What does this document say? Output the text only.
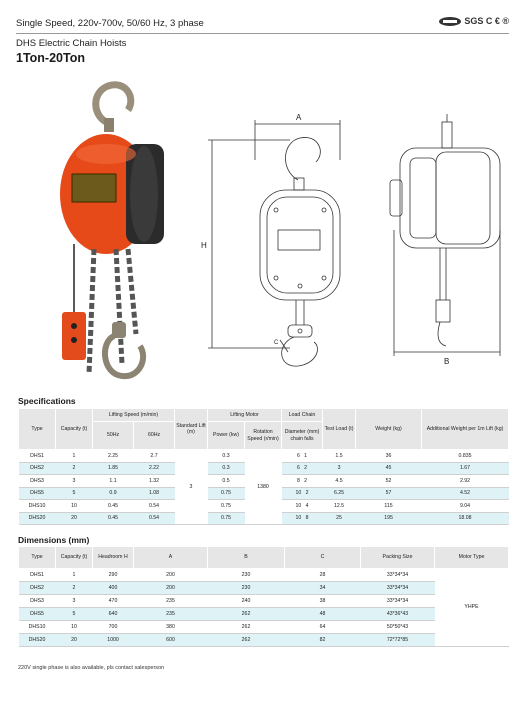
Single Speed, 220v-700v, 50/60 Hz, 3 phase
DHS Electric Chain Hoists
1Ton-20Ton
SGS C € ®
A
H
C
B
Specifications
Type	Capacity (t)	Lifting Speed (m/min)		Standard Lift (m)	Lifting Motor		Load Chain	Test Load (t)	Weight (kg)	Additional Weight per 1m Lift (kg)
		50Hz	60Hz		Power (kw)	Rotation Speed (r/min)	Diameter (mm) chain falls			
DHS1	1	2.25	2.7	3	0.3	1380	6 1	1.5	36	0.835
DHS2	2	1.85	2.22		0.3		6 2	3	45	1.67
DHS3	3	1.1	1.32		0.5		8 2	4.5	52	2.92
DHS5	5	0.9	1.08		0.75		10 2	6.25	57	4.52
DHS10	10	0.45	0.54		0.75		10 4	12.5	115	9.04
DHS20	20	0.45	0.54		0.75		10 8	25	195	18.08
Dimensions (mm)
Type	Capacity (t)	Headroom H	A	B	C	Packing Size	Motor Type
DHS1	1	290	200	230	28	33*34*34	YHPE
DHS2	2	400	200	230	34	33*34*34	
DHS3	3	470	235	240	38	33*34*34	
DHS5	5	640	235	262	48	43*36*43	
DHS10	10	700	380	262	64	50*50*43	
DHS20	20	1000	600	262	82	72*72*85	
220V single phase is also available, pls contact salesperson
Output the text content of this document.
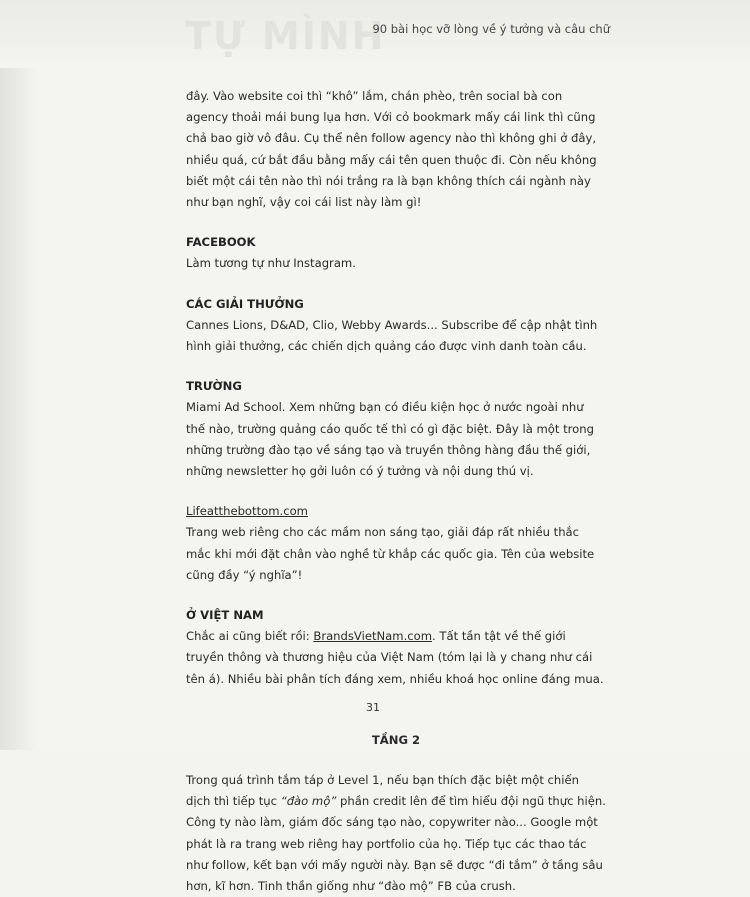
TỰ MÌNH
90 bài học vỡ lòng về ý tưởng và câu chữ

đây. Vào website coi thì “khô” lắm, chán phèo, trên social bà con agency thoải mái bung lụa hơn. Với cỏ bookmark mấy cái link thì cũng chả bao giờ vô đâu. Cụ thể nên follow agency nào thì không ghi ở đây, nhiều quá, cứ bắt đầu bằng mấy cái tên quen thuộc đi. Còn nếu không biết một cái tên nào thì nói trắng ra là bạn không thích cái ngành này như bạn nghĩ, vậy coi cái list này làm gì!

FACEBOOK

Làm tương tự như Instagram.

CÁC GIẢI THƯỞNG

Cannes Lions, D&AD, Clio, Webby Awards... Subscribe để cập nhật tình hình giải thưởng, các chiến dịch quảng cáo được vinh danh toàn cầu.

TRƯỜNG

Miami Ad School. Xem những bạn có điều kiện học ở nước ngoài như thế nào, trường quảng cáo quốc tế thì có gì đặc biệt. Đây là một trong những trường đào tạo về sáng tạo và truyền thông hàng đầu thế giới, những newsletter họ gởi luôn có ý tưởng và nội dung thú vị.

Lifeatthebottom.com

Trang web riêng cho các mầm non sáng tạo, giải đáp rất nhiều thắc mắc khi mới đặt chân vào nghề từ khắp các quốc gia. Tên của website cũng đầy “ý nghĩa”!

Ở VIỆT NAM

Chắc ai cũng biết rồi: BrandsVietNam.com. Tất tần tật về thế giới truyền thông và thương hiệu của Việt Nam (tóm lại là y chang như cái tên á). Nhiều bài phân tích đáng xem, nhiều khoá học online đáng mua.

TẦNG 2

Trong quá trình tắm táp ở Level 1, nếu bạn thích đặc biệt một chiến dịch thì tiếp tục “đào mộ” phần credit lên để tìm hiểu đội ngũ thực hiện. Công ty nào làm, giám đốc sáng tạo nào, copywriter nào... Google một phát là ra trang web riêng hay portfolio của họ. Tiếp tục các thao tác như follow, kết bạn với mấy người này. Bạn sẽ được “đi tắm” ở tầng sâu hơn, kĩ hơn. Tinh thần giống như “đào mộ” FB của crush.

31
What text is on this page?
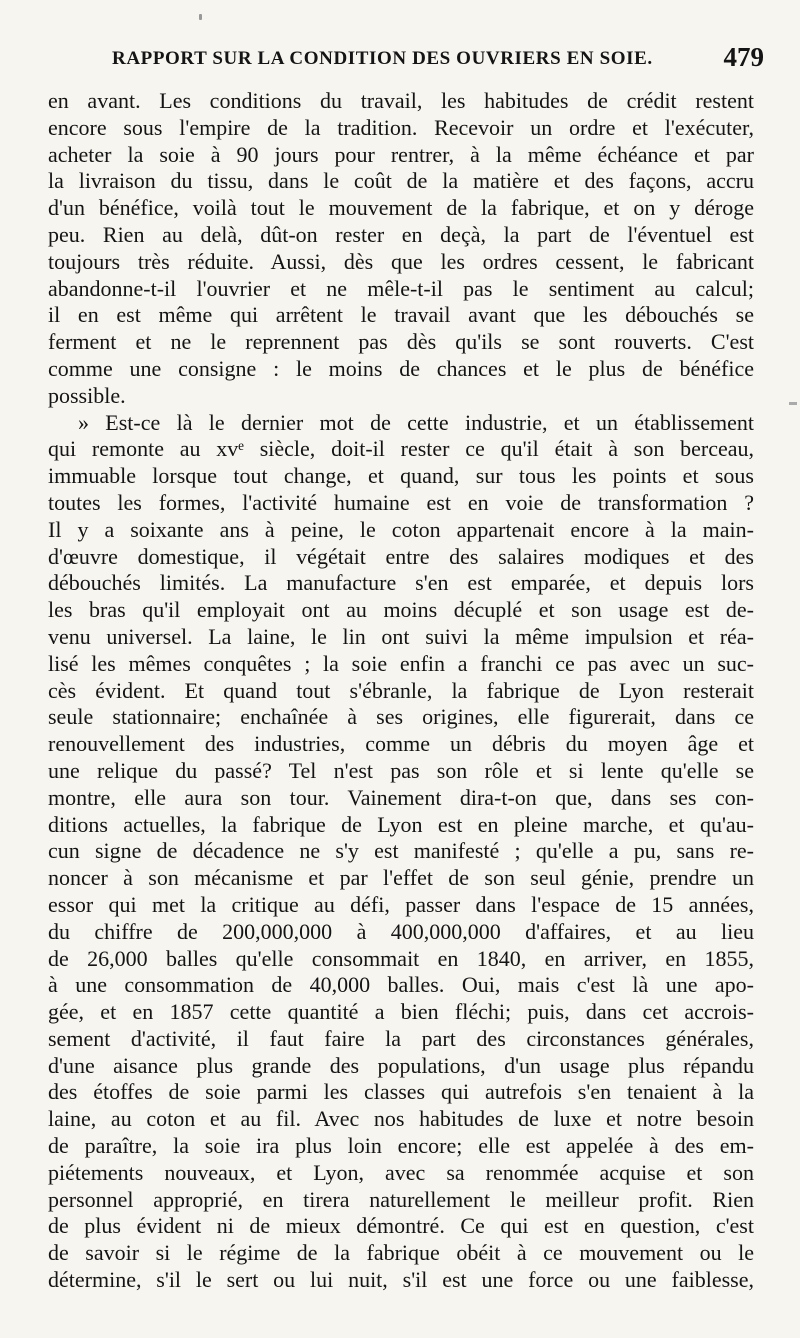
RAPPORT SUR LA CONDITION DES OUVRIERS EN SOIE.	479
en avant. Les conditions du travail, les habitudes de crédit restent
encore sous l'empire de la tradition. Recevoir un ordre et l'exécuter,
acheter la soie à 90 jours pour rentrer, à la même échéance et par
la livraison du tissu, dans le coût de la matière et des façons, accru
d'un bénéfice, voilà tout le mouvement de la fabrique, et on y déroge
peu. Rien au delà, dût-on rester en deçà, la part de l'éventuel est
toujours très réduite. Aussi, dès que les ordres cessent, le fabricant
abandonne-t-il l'ouvrier et ne mêle-t-il pas le sentiment au calcul;
il en est même qui arrêtent le travail avant que les débouchés se
ferment et ne le reprennent pas dès qu'ils se sont rouverts. C'est
comme une consigne : le moins de chances et le plus de bénéfice
possible.
» Est-ce là le dernier mot de cette industrie, et un établissement
qui remonte au xvᵉ siècle, doit-il rester ce qu'il était à son berceau,
immuable lorsque tout change, et quand, sur tous les points et sous
toutes les formes, l'activité humaine est en voie de transformation ?
Il y a soixante ans à peine, le coton appartenait encore à la main-
d'œuvre domestique, il végétait entre des salaires modiques et des
débouchés limités. La manufacture s'en est emparée, et depuis lors
les bras qu'il employait ont au moins décuplé et son usage est de-
venu universel. La laine, le lin ont suivi la même impulsion et réa-
lisé les mêmes conquêtes ; la soie enfin a franchi ce pas avec un suc-
cès évident. Et quand tout s'ébranle, la fabrique de Lyon resterait
seule stationnaire; enchaînée à ses origines, elle figurerait, dans ce
renouvellement des industries, comme un débris du moyen âge et
une relique du passé? Tel n'est pas son rôle et si lente qu'elle se
montre, elle aura son tour. Vainement dira-t-on que, dans ses con-
ditions actuelles, la fabrique de Lyon est en pleine marche, et qu'au-
cun signe de décadence ne s'y est manifesté ; qu'elle a pu, sans re-
noncer à son mécanisme et par l'effet de son seul génie, prendre un
essor qui met la critique au défi, passer dans l'espace de 15 années,
du chiffre de 200,000,000 à 400,000,000 d'affaires, et au lieu
de 26,000 balles qu'elle consommait en 1840, en arriver, en 1855,
à une consommation de 40,000 balles. Oui, mais c'est là une apo-
gée, et en 1857 cette quantité a bien fléchi; puis, dans cet accrois-
sement d'activité, il faut faire la part des circonstances générales,
d'une aisance plus grande des populations, d'un usage plus répandu
des étoffes de soie parmi les classes qui autrefois s'en tenaient à la
laine, au coton et au fil. Avec nos habitudes de luxe et notre besoin
de paraître, la soie ira plus loin encore; elle est appelée à des em-
piétements nouveaux, et Lyon, avec sa renommée acquise et son
personnel approprié, en tirera naturellement le meilleur profit. Rien
de plus évident ni de mieux démontré. Ce qui est en question, c'est
de savoir si le régime de la fabrique obéit à ce mouvement ou le
détermine, s'il le sert ou lui nuit, s'il est une force ou une faiblesse,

= Given exercise =
Check each line above for the string "biết", then copy the ones that have it.

= Solution to this task =
đây. Vào website coi thì “khô” lắm, chán phèo, trên social bà con agency thoải mái bung lụa hơn. Với cỏ bookmark mấy cái link thì cũng chả bao giờ vô đâu. Cụ thể nên follow agency nào thì không ghi ở đây, nhiều quá, cứ bắt đầu bằng mấy cái tên quen thuộc đi. Còn nếu không biết một cái tên nào thì nói trắng ra là bạn không thích cái ngành này như bạn nghĩ, vậy coi cái list này làm gì!
Chắc ai cũng biết rồi: BrandsVietNam.com. Tất tần tật về thế giới truyền thông và thương hiệu của Việt Nam (tóm lại là y chang như cái tên á). Nhiều bài phân tích đáng xem, nhiều khoá học online đáng mua.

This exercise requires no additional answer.